**Task set**
- a) In the news report on the Aereo Supreme Court case, what was the vote in the Court's 1984 Betamax ruling?
- b) Write the next few paragraphs of the news report on the Aereo Supreme Court case, picking up after its last sentence.

WASHINGTON/NEW YORK, April 20 (Reuters) - When the U.S. Supreme Court hears a one-hour oral argument in Washington, D.C., on Tuesday, it will not be the first time the court's nine justices will have the final say over the fate of a new TV viewing technology.
Thirty years ago, the big media companies went to the high court to block Sony Corp's Betamax video recorder. This time, their lawyers are lined up against Aereo Inc, a two-year-old service that streams TV channels online.
In a January 1984 decision that spurred an upheaval in the way Americans watched TV and prompted other innovations, the high court ruled on a 5-4 vote that the sale of Betamax machines, which could record shows for later viewing, did not constitute contributory copyright infringement.
Whether or not Aereo, which charges users a fee to watch broadcast TV channels online, benefits from that precedent depends in part on how much the nine justices, all appointed to the court since then, see similarities in the two cases.
The four major broadcasters say Aereo is infringing on their copyrighted content.
Aereo, backed by Barry Diller's IAC/InterActiveCorp who helped found the Fox broadcast network, does not pay the broadcasters for content the way cable companies do. Subscribers can stream live broadcasts of TV channels on mobile devices using miniature antennas that Aereo hosts, each assigned to one subscriber.
The case, due to be decided by the end of June, could have broad implications beyond the immediate fate of Aereo's business.

**Supplied entries**
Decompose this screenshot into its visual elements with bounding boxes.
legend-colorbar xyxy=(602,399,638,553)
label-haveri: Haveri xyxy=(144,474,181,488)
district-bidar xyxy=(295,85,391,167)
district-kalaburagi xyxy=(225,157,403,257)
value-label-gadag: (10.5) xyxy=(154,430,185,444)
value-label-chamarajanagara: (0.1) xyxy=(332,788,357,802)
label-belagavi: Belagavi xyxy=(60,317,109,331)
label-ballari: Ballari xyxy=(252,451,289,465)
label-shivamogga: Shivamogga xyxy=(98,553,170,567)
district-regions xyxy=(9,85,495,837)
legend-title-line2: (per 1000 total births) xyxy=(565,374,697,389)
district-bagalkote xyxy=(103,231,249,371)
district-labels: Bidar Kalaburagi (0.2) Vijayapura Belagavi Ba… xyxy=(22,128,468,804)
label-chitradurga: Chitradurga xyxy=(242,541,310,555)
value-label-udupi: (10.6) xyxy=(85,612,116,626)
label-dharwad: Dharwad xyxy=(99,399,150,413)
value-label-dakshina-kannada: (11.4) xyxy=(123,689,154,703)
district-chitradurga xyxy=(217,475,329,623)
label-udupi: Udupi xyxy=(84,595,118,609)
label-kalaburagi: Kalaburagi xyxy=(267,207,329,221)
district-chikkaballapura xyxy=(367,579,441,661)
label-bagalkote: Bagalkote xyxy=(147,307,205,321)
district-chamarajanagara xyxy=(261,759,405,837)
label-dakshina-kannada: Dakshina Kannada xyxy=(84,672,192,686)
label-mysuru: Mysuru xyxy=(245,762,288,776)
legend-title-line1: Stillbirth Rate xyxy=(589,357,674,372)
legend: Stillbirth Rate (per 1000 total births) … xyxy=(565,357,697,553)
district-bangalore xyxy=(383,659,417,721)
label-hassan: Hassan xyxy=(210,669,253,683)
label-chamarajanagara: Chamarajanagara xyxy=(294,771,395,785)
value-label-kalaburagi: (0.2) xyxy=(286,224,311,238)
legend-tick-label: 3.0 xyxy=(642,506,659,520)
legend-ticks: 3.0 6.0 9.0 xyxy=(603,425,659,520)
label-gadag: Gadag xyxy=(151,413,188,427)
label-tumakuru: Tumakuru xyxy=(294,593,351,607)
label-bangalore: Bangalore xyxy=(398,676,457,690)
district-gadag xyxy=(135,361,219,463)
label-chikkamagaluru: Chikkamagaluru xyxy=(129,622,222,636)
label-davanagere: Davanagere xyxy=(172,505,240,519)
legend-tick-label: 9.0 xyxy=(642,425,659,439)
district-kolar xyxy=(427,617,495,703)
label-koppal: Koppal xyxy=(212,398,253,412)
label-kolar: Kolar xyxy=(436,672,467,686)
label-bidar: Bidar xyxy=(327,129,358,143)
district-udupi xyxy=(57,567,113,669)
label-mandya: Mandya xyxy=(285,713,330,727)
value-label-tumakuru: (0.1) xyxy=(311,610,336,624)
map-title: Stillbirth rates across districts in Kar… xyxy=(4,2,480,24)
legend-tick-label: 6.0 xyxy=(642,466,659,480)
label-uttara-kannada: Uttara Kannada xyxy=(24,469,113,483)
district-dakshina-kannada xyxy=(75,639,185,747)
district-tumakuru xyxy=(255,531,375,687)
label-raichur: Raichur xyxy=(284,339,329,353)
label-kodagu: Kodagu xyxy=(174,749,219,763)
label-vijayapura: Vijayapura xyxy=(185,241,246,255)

**Set of answers**
- a) 5-4

- b)
Should the court rule against Aereo, it could deal a blow to increasingly popular cloud computing services, in which personal files - including TV shows and music - are stored remotely on the Internet on servers from companies such as Google Inc, Microsoft Corp, DropBox Inc and Box Inc.
Aereo's fate was placed in the hands of the high court when Walt Disney Co's ABC network, CBS Broadcasting Inc, Comcast Corp's NBCUniversal and Twenty-First Century Fox Inc appealed a decision by the 2nd U.S. Circuit Court of Appeals in April 2013 that denied their request to shut Aereo down while litigation moved forward.
The electronics industry embraced the 1984 Betamax decision for inspiring innovation that led to such products as Apple Inc's iPod, according to Gary Shapiro, CEO of the Consumer Electronics Association. At the time, he helped marshal support for Sony's legal arguments.
"We called that case the Magna Carta," Shapiro said.
The two sides in the Aereo case differ over the relevance of the Betamax decision. The broadcasters do not cite the 1984 case at all in their main brief while Aereo mentions it 12 times.
The legal question is whether the Aereo service constitutes a "public performance" under the Copyright Act, which would violate the law, or whether subscribers are viewing private performances in the same way they would if they used a digital video recorder (DVR) to record a show.
The broadcasters say that while Betamax was a genuinely revolutionary technology, Aereo is simply a service that was designed to skirt copyright law.
"There's nothing innovative about the technology," said Neal Katyal, a lawyer representing the networks.
Aereo says its service is no different from a person attaching an antenna to a roof, which is the traditional way viewers could obtain broadcast TV signals for free. Diller, its high profile investor, adds that broadcasters have access to the airwaves only because they agreed to provide free programming.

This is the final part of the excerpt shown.